(Stated exercise)
Return every line of the records below verbatim, with no pictures in the copy.

──────────

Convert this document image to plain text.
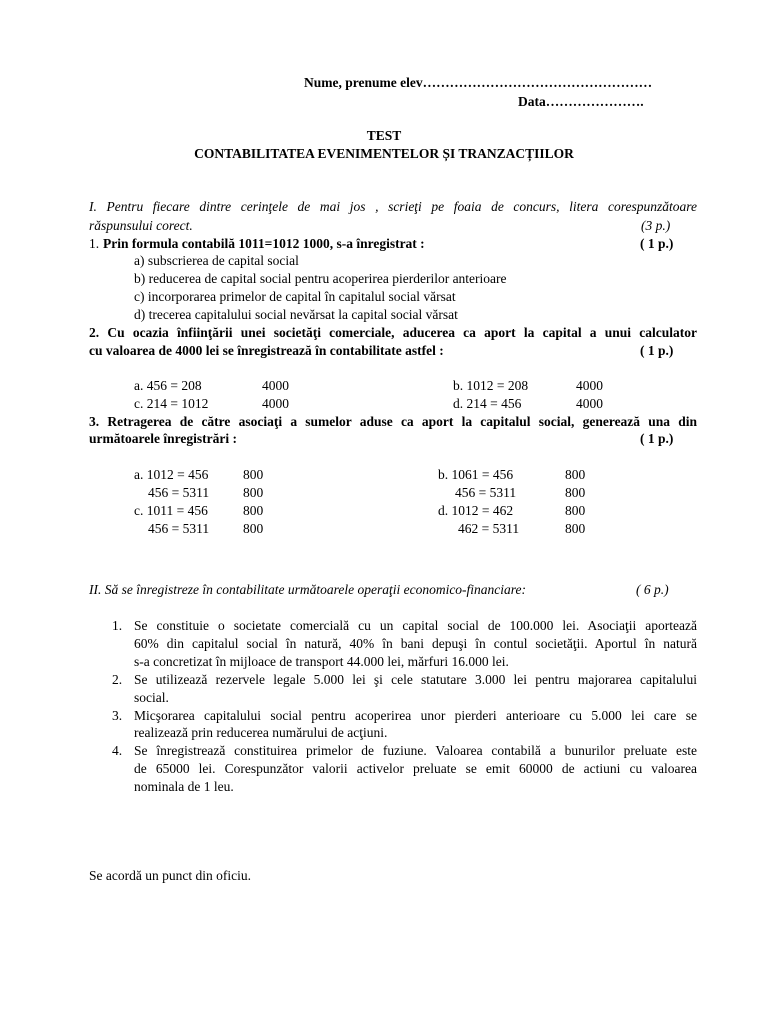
Nume, prenume elev……………………………………………
Data………………….
TEST
CONTABILITATEA EVENIMENTELOR ȘI TRANZACȚIILOR
I. Pentru fiecare dintre cerinţele de mai jos , scrieţi pe foaia de concurs, litera corespunzătoare
răspunsului corect.	(3 p.)
1. Prin formula contabilă 1011=1012 1000, s-a înregistrat :	( 1 p.)
a) subscrierea de capital social
b) reducerea de capital social pentru acoperirea pierderilor anterioare
c) incorporarea primelor de capital în capitalul social vărsat
d) trecerea capitalului social nevărsat la capital social vărsat
2. Cu ocazia înfiinţării unei societăţi comerciale, aducerea ca aport la capital a unui calculator
cu valoarea de 4000 lei se înregistrează în contabilitate astfel :	( 1 p.)
a. 456 = 208	4000	b. 1012 = 208	4000
c. 214 = 1012	4000	d. 214 = 456	4000
3. Retragerea de către asociaţi a sumelor aduse ca aport la capitalul social, generează una din
următoarele înregistrări :	( 1 p.)
a. 1012 = 456	800	b. 1061 = 456	800
456 = 5311	800	456 = 5311	800
c. 1011 = 456	800	d. 1012 = 462	800
456 = 5311	800	462 = 5311	800
II. Să se înregistreze în contabilitate următoarele operaţii economico-financiare:	( 6 p.)
1. Se constituie o societate comercială cu un capital social de 100.000 lei. Asociaţii aportează
60% din capitalul social în natură, 40% în bani depuşi în contul societăţii. Aportul în natură
s-a concretizat în mijloace de transport 44.000 lei, mărfuri 16.000 lei.
2. Se utilizează rezervele legale 5.000 lei şi cele statutare 3.000 lei pentru majorarea capitalului
social.
3. Micşorarea capitalului social pentru acoperirea unor pierderi anterioare cu 5.000 lei care se
realizează prin reducerea numărului de acţiuni.
4. Se înregistrează constituirea primelor de fuziune. Valoarea contabilă a bunurilor preluate este
de 65000 lei. Corespunzător valorii activelor preluate se emit 60000 de actiuni cu valoarea
nominala de 1 leu.
Se acordă un punct din oficiu.
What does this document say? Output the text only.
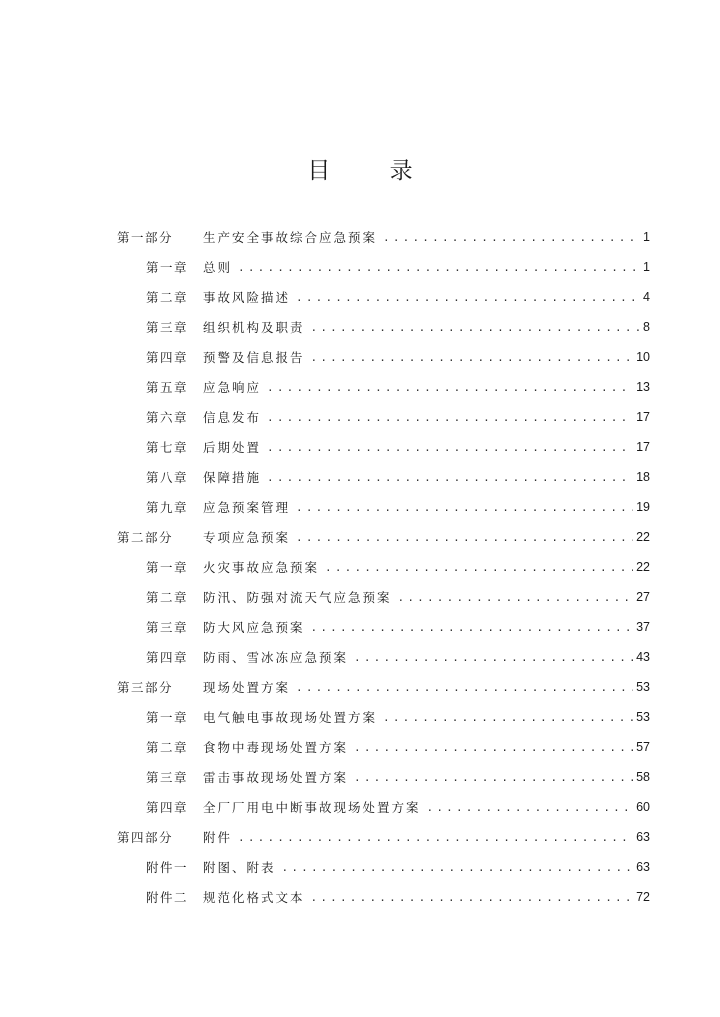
目 录
第一部分 生产安全事故综合应急预案 .....	1
第一章 总则 .....	1
第二章 事故风险描述 .....	4
第三章 组织机构及职责 .....	8
第四章 预警及信息报告 .....	10
第五章 应急响应 .....	13
第六章 信息发布 .....	17
第七章 后期处置 .....	17
第八章 保障措施 .....	18
第九章 应急预案管理 .....	19
第二部分 专项应急预案 .....	22
第一章 火灾事故应急预案 .....	22
第二章 防汛、防强对流天气应急预案 .....	27
第三章 防大风应急预案 .....	37
第四章 防雨、雪冰冻应急预案 .....	43
第三部分 现场处置方案 .....	53
第一章 电气触电事故现场处置方案 .....	53
第二章 食物中毒现场处置方案 .....	57
第三章 雷击事故现场处置方案 .....	58
第四章 全厂厂用电中断事故现场处置方案 .....	60
第四部分 附件 .....	63
附件一 附图、附表 .....	63
附件二 规范化格式文本 .....	72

──────────

(Output for this task)
Convert this document image to plain text.
Nume, prenume elev……………………………………………
Data………………….
TEST
CONTABILITATEA EVENIMENTELOR ȘI TRANZACȚIILOR
I. Pentru fiecare dintre cerinţele de mai jos , scrieţi pe foaia de concurs, litera corespunzătoare
răspunsului corect.	(3 p.)
1. Prin formula contabilă 1011=1012 1000, s-a înregistrat :	( 1 p.)
a) subscrierea de capital social
b) reducerea de capital social pentru acoperirea pierderilor anterioare
c) incorporarea primelor de capital în capitalul social vărsat
d) trecerea capitalului social nevărsat la capital social vărsat
2. Cu ocazia înfiinţării unei societăţi comerciale, aducerea ca aport la capital a unui calculator
cu valoarea de 4000 lei se înregistrează în contabilitate astfel :	( 1 p.)
a. 456 = 208	4000	b. 1012 = 208	4000
c. 214 = 1012	4000	d. 214 = 456	4000
3. Retragerea de către asociaţi a sumelor aduse ca aport la capitalul social, generează una din
următoarele înregistrări :	( 1 p.)
a. 1012 = 456	800	b. 1061 = 456	800
456 = 5311	800	456 = 5311	800
c. 1011 = 456	800	d. 1012 = 462	800
456 = 5311	800	462 = 5311	800
II. Să se înregistreze în contabilitate următoarele operaţii economico-financiare:	( 6 p.)
1. Se constituie o societate comercială cu un capital social de 100.000 lei. Asociaţii aportează
60% din capitalul social în natură, 40% în bani depuşi în contul societăţii. Aportul în natură
s-a concretizat în mijloace de transport 44.000 lei, mărfuri 16.000 lei.
2. Se utilizează rezervele legale 5.000 lei şi cele statutare 3.000 lei pentru majorarea capitalului
social.
3. Micşorarea capitalului social pentru acoperirea unor pierderi anterioare cu 5.000 lei care se
realizează prin reducerea numărului de acţiuni.
4. Se înregistrează constituirea primelor de fuziune. Valoarea contabilă a bunurilor preluate este
de 65000 lei. Corespunzător valorii activelor preluate se emit 60000 de actiuni cu valoarea
nominala de 1 leu.
Se acordă un punct din oficiu.
What does this document say? Output the text only.
目 录
第一部分 生产安全事故综合应急预案 .....	1
第一章 总则 .....	1
第二章 事故风险描述 .....	4
第三章 组织机构及职责 .....	8
第四章 预警及信息报告 .....	10
第五章 应急响应 .....	13
第六章 信息发布 .....	17
第七章 后期处置 .....	17
第八章 保障措施 .....	18
第九章 应急预案管理 .....	19
第二部分 专项应急预案 .....	22
第一章 火灾事故应急预案 .....	22
第二章 防汛、防强对流天气应急预案 .....	27
第三章 防大风应急预案 .....	37
第四章 防雨、雪冰冻应急预案 .....	43
第三部分 现场处置方案 .....	53
第一章 电气触电事故现场处置方案 .....	53
第二章 食物中毒现场处置方案 .....	57
第三章 雷击事故现场处置方案 .....	58
第四章 全厂厂用电中断事故现场处置方案 .....	60
第四部分 附件 .....	63
附件一 附图、附表 .....	63
附件二 规范化格式文本 .....	72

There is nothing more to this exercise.